**Exercise passage:**
▼
Tuesday, April 27, 2010

Upcoming anniversary

Last year this time I was still exhilarated by all that had happened the last few weeks – so many people who had wished us well at the beginning of our life together as husband and wife. And yet I was worried about my brother Alexander at the same time. We had just received all the pictures from the photographer and I had quickly noticed that Alexander was not on too many of them. This seemed strange as the photographer had been told to try and capture especially the close family. He had managed to do this very well with the exception of Alexander. What I should later learn was the last time I ever spoke with my brother also left me a bit uneasy. He was obviously somehow in a depressed state of mind although I would at the time have hardly used the word depression. It left a big enough impression though that I went to my family’s health insurance and picked up a booklet about depression. There was a questionnaire to see how you are doing, I filled it out how I thought Alexander might feel and I got the result of him being likely bipolar, definitely heavily depressed. This worried me but I did not know how to help him, how to do anything for him. In fact, I hate to admit it, I wanted to call him this entire week – a year ago – because of a necklace that I thought I might have forgotten in his room at my parents’ house. I procrastinated on that call until it was too late. I simply was scared of hearing another round of complaints about what I had done wrong or only how bad he was feeling and how horrible the world was. This is very hard to admit right now that I did not do what I can now never undo. I was not there for him when he needed me.
With the anniversary coming up I have to face another question this year. I will be flying home to my husband for a short time so that I do not have to be alone on May 3. My family has decided to hold a small service in Alexander’s memory. Aunts, uncles, grandmothers and cousins will all be there, not to speak of my direct family. Me and Luke are the only ones who will likely miss it. It would add another eight hours to my already long trip over an extended weekend. Should I go nonetheless? Am I only doing what I want and disregard what might be good for the others? Do they need me there? I am seriously torn, yet again, a full year later.
▲
[Records from a data collection]
▼
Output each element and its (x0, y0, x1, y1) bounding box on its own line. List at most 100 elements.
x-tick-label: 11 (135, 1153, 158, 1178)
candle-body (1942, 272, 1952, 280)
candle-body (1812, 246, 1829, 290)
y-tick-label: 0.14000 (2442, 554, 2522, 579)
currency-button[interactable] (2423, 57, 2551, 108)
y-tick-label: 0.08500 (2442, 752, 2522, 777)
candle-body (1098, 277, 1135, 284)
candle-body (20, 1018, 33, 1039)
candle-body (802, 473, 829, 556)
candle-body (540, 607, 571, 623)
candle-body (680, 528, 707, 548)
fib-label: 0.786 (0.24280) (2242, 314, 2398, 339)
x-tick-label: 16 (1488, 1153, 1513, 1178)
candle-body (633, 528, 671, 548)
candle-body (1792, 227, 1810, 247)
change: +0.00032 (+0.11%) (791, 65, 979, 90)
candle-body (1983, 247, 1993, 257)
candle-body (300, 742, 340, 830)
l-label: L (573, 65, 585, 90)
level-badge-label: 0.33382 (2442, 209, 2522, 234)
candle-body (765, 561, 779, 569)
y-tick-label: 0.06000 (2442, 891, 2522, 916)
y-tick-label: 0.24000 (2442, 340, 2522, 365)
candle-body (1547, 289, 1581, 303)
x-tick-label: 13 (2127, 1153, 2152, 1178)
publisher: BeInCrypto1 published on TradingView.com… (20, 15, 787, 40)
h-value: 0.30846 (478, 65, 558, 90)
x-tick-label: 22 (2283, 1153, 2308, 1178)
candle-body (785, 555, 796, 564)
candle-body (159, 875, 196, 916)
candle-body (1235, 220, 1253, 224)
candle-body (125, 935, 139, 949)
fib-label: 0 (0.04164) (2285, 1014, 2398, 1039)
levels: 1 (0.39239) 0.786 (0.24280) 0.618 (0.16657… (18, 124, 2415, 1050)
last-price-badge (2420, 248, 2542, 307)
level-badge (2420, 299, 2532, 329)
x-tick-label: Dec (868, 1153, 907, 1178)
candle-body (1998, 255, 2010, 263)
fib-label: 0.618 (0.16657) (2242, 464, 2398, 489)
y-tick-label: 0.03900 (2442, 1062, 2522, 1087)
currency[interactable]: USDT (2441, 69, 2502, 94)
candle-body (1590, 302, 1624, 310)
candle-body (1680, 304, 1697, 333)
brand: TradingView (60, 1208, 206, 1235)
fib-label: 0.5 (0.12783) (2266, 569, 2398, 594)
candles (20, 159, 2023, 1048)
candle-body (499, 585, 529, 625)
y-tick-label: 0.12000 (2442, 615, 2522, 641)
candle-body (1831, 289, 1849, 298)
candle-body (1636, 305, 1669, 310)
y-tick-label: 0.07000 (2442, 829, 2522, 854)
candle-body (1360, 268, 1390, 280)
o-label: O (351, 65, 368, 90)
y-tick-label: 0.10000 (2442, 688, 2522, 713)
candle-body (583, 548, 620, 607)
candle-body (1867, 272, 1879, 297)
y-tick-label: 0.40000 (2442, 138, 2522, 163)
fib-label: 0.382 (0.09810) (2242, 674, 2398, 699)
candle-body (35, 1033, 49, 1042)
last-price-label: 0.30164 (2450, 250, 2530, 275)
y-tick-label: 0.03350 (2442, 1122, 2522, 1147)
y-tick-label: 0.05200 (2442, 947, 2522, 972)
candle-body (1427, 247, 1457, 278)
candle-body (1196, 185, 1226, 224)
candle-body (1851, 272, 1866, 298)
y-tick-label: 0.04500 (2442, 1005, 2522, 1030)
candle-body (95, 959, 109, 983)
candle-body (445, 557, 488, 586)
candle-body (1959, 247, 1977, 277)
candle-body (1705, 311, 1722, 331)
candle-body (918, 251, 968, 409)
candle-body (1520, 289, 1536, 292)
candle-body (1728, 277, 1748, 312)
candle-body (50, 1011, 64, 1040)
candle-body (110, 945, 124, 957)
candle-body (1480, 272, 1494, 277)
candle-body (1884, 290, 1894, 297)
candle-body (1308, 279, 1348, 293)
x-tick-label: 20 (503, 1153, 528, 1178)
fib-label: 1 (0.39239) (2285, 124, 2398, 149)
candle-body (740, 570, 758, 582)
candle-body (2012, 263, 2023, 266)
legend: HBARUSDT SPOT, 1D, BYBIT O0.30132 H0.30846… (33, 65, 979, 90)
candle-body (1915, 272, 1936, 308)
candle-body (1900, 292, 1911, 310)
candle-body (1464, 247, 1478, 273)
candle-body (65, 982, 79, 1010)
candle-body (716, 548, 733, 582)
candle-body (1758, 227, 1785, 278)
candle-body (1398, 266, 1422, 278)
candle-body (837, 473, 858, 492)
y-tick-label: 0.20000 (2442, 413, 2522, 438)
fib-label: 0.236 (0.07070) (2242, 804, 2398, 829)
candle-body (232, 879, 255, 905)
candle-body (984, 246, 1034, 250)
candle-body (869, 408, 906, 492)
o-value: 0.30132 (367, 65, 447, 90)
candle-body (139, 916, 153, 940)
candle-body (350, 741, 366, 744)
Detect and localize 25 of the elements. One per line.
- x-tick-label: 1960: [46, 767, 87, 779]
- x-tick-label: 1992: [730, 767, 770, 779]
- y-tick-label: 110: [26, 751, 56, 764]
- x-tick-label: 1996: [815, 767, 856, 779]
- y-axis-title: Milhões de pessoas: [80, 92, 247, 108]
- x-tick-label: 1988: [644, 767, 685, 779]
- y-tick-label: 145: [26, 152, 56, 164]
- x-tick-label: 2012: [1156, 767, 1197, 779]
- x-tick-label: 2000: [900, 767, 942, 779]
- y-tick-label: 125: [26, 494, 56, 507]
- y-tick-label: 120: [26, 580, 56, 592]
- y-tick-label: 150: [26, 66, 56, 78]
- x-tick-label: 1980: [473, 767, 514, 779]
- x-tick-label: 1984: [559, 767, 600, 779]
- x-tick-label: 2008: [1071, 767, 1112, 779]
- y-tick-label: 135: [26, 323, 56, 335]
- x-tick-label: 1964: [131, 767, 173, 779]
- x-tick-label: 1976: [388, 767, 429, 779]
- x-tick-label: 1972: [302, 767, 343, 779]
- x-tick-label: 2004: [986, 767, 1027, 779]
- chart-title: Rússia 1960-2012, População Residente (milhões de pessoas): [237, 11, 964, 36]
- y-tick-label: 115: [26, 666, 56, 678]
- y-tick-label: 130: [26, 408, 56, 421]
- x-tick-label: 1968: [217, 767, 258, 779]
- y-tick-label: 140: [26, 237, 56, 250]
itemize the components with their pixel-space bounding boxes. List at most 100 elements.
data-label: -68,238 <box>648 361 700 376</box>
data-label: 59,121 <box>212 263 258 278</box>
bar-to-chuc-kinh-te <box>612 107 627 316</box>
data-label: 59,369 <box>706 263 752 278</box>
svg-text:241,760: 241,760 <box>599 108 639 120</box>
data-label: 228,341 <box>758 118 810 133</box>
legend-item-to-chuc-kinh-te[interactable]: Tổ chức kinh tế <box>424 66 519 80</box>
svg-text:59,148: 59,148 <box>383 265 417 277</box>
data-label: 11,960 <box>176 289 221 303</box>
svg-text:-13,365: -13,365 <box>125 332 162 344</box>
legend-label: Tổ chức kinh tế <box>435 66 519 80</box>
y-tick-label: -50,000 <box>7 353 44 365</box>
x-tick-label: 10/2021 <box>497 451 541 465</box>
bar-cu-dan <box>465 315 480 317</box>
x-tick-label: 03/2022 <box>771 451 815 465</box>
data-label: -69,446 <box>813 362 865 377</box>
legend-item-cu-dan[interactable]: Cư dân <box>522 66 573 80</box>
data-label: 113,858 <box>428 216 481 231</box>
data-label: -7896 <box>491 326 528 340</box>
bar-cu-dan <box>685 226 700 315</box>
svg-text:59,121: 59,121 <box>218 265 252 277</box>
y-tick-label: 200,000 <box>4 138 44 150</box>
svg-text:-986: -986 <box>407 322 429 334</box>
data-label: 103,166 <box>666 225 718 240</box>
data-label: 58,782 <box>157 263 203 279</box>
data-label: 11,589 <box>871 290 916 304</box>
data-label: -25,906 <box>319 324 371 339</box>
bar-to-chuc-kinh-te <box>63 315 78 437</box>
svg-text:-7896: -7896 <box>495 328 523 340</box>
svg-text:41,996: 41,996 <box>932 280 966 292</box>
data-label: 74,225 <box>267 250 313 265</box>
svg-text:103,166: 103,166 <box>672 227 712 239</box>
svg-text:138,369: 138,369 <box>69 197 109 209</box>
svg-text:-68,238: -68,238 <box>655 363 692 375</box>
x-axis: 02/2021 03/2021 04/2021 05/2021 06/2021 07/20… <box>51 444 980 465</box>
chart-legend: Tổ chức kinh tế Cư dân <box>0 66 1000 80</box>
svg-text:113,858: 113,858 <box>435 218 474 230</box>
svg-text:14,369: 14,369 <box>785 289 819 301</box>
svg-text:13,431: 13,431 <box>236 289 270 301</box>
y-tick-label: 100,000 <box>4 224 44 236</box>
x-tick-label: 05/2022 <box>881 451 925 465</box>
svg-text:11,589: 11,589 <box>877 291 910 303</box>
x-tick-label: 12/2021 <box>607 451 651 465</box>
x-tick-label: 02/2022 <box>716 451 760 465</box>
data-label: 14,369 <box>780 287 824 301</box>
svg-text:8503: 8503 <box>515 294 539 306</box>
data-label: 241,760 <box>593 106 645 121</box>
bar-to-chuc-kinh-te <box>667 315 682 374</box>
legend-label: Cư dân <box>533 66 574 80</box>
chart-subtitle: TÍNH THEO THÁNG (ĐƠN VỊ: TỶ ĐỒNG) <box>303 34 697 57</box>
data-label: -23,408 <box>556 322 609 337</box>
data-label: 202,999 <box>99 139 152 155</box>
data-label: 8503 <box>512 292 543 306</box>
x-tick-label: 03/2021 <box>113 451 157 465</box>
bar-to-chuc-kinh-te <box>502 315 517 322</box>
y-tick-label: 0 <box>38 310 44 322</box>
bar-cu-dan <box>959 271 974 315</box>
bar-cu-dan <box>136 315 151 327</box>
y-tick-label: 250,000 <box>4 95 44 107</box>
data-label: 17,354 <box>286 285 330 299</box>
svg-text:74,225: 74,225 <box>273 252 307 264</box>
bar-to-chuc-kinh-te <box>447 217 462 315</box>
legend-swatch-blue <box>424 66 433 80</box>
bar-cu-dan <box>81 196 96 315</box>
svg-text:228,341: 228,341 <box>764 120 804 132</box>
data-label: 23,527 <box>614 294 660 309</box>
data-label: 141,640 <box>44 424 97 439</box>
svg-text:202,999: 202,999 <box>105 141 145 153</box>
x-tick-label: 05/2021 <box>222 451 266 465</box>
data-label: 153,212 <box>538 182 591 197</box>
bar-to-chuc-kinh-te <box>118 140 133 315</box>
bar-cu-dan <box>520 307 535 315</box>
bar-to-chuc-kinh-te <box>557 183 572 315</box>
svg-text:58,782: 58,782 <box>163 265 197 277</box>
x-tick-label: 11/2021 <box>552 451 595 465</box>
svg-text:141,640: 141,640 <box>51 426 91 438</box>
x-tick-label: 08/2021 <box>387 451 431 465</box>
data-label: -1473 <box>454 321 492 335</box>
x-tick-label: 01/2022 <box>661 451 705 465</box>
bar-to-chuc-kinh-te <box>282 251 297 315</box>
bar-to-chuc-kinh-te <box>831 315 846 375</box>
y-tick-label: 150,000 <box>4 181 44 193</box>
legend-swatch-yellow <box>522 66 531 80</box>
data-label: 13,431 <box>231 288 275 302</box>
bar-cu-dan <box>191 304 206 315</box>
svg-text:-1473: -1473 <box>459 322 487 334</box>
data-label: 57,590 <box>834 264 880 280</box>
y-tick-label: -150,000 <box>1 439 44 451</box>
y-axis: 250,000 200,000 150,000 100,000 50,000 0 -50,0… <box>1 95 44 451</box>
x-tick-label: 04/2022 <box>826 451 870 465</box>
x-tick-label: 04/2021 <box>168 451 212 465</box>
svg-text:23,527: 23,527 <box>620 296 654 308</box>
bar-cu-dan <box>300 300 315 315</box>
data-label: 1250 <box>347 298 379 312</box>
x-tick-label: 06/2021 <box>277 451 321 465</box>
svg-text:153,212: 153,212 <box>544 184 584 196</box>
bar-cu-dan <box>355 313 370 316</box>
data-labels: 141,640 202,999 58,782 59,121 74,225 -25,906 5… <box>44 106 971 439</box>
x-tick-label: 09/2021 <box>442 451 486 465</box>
▲
Rewrite the anniversary post from "With the anniversary" up to and including "full year later.", substituting "ceremony" for "service".

**Completed exercise:**
With the anniversary coming up I have to face another question this year. I will be flying home to my husband for a short time so that I do not have to be alone on May 3. My family has decided to hold a small ceremony in Alexander’s memory. Aunts, uncles, grandmothers and cousins will all be there, not to speak of my direct family. Me and Luke are the only ones who will likely miss it. It would add another eight hours to my already long trip over an extended weekend. Should I go nonetheless? Am I only doing what I want and disregard what might be good for the others? Do they need me there? I am seriously torn, yet again, a full year later.